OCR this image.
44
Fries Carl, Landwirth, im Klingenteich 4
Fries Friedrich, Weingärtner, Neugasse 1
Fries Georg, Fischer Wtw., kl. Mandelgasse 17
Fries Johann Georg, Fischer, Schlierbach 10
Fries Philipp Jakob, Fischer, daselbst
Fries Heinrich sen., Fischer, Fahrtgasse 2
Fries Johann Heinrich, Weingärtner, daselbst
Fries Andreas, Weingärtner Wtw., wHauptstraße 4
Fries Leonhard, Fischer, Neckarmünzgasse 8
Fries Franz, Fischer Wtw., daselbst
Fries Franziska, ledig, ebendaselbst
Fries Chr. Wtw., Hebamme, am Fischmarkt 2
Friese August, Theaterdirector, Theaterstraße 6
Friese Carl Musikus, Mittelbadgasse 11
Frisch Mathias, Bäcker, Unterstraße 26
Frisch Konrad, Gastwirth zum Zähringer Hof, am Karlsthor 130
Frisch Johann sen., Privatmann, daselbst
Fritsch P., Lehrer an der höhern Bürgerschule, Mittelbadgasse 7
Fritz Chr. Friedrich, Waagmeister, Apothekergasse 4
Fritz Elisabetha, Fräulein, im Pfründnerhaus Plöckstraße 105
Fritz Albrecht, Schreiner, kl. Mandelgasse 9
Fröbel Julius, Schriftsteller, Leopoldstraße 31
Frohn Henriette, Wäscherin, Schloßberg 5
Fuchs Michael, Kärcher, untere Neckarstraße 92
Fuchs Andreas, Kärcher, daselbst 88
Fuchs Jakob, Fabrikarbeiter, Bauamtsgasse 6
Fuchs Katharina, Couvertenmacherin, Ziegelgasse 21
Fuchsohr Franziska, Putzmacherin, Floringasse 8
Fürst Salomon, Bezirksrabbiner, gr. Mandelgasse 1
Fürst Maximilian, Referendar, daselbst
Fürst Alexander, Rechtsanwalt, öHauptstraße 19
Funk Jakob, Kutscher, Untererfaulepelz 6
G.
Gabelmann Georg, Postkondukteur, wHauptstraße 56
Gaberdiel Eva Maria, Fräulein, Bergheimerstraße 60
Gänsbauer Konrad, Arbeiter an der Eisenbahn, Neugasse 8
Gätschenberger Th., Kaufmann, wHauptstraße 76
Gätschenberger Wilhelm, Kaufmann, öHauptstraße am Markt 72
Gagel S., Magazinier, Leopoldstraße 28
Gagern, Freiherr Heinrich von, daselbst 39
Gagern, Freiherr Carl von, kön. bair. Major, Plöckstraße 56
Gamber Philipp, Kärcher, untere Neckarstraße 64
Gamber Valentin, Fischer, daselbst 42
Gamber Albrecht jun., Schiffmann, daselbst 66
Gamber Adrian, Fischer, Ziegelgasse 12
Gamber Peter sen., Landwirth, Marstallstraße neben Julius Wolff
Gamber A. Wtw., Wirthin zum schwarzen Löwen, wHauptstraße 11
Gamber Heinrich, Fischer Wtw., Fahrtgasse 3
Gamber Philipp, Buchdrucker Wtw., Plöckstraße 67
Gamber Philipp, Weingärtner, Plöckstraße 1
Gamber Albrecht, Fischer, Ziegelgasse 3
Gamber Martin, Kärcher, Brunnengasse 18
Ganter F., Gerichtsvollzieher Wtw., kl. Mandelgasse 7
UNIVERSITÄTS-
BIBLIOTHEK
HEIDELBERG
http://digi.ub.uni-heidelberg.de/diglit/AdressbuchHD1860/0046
——
◆ **Written problem**
Write out every entry exactly as given.

◆ **Task response**
OCR this image.
44
Fries Carl, Landwirth, im Klingenteich 4
Fries Friedrich, Weingärtner, Neugasse 1
Fries Georg, Fischer Wtw., kl. Mandelgasse 17
Fries Johann Georg, Fischer, Schlierbach 10
Fries Philipp Jakob, Fischer, daselbst
Fries Heinrich sen., Fischer, Fahrtgasse 2
Fries Johann Heinrich, Weingärtner, daselbst
Fries Andreas, Weingärtner Wtw., wHauptstraße 4
Fries Leonhard, Fischer, Neckarmünzgasse 8
Fries Franz, Fischer Wtw., daselbst
Fries Franziska, ledig, ebendaselbst
Fries Chr. Wtw., Hebamme, am Fischmarkt 2
Friese August, Theaterdirector, Theaterstraße 6
Friese Carl Musikus, Mittelbadgasse 11
Frisch Mathias, Bäcker, Unterstraße 26
Frisch Konrad, Gastwirth zum Zähringer Hof, am Karlsthor 130
Frisch Johann sen., Privatmann, daselbst
Fritsch P., Lehrer an der höhern Bürgerschule, Mittelbadgasse 7
Fritz Chr. Friedrich, Waagmeister, Apothekergasse 4
Fritz Elisabetha, Fräulein, im Pfründnerhaus Plöckstraße 105
Fritz Albrecht, Schreiner, kl. Mandelgasse 9
Fröbel Julius, Schriftsteller, Leopoldstraße 31
Frohn Henriette, Wäscherin, Schloßberg 5
Fuchs Michael, Kärcher, untere Neckarstraße 92
Fuchs Andreas, Kärcher, daselbst 88
Fuchs Jakob, Fabrikarbeiter, Bauamtsgasse 6
Fuchs Katharina, Couvertenmacherin, Ziegelgasse 21
Fuchsohr Franziska, Putzmacherin, Floringasse 8
Fürst Salomon, Bezirksrabbiner, gr. Mandelgasse 1
Fürst Maximilian, Referendar, daselbst
Fürst Alexander, Rechtsanwalt, öHauptstraße 19
Funk Jakob, Kutscher, Untererfaulepelz 6
G.
Gabelmann Georg, Postkondukteur, wHauptstraße 56
Gaberdiel Eva Maria, Fräulein, Bergheimerstraße 60
Gänsbauer Konrad, Arbeiter an der Eisenbahn, Neugasse 8
Gätschenberger Th., Kaufmann, wHauptstraße 76
Gätschenberger Wilhelm, Kaufmann, öHauptstraße am Markt 72
Gagel S., Magazinier, Leopoldstraße 28
Gagern, Freiherr Heinrich von, daselbst 39
Gagern, Freiherr Carl von, kön. bair. Major, Plöckstraße 56
Gamber Philipp, Kärcher, untere Neckarstraße 64
Gamber Valentin, Fischer, daselbst 42
Gamber Albrecht jun., Schiffmann, daselbst 66
Gamber Adrian, Fischer, Ziegelgasse 12
Gamber Peter sen., Landwirth, Marstallstraße neben Julius Wolff
Gamber A. Wtw., Wirthin zum schwarzen Löwen, wHauptstraße 11
Gamber Heinrich, Fischer Wtw., Fahrtgasse 3
Gamber Philipp, Buchdrucker Wtw., Plöckstraße 67
Gamber Philipp, Weingärtner, Plöckstraße 1
Gamber Albrecht, Fischer, Ziegelgasse 3
Gamber Martin, Kärcher, Brunnengasse 18
Ganter F., Gerichtsvollzieher Wtw., kl. Mandelgasse 7
UNIVERSITÄTS-
BIBLIOTHEK
HEIDELBERG
http://digi.ub.uni-heidelberg.de/diglit/AdressbuchHD1860/0046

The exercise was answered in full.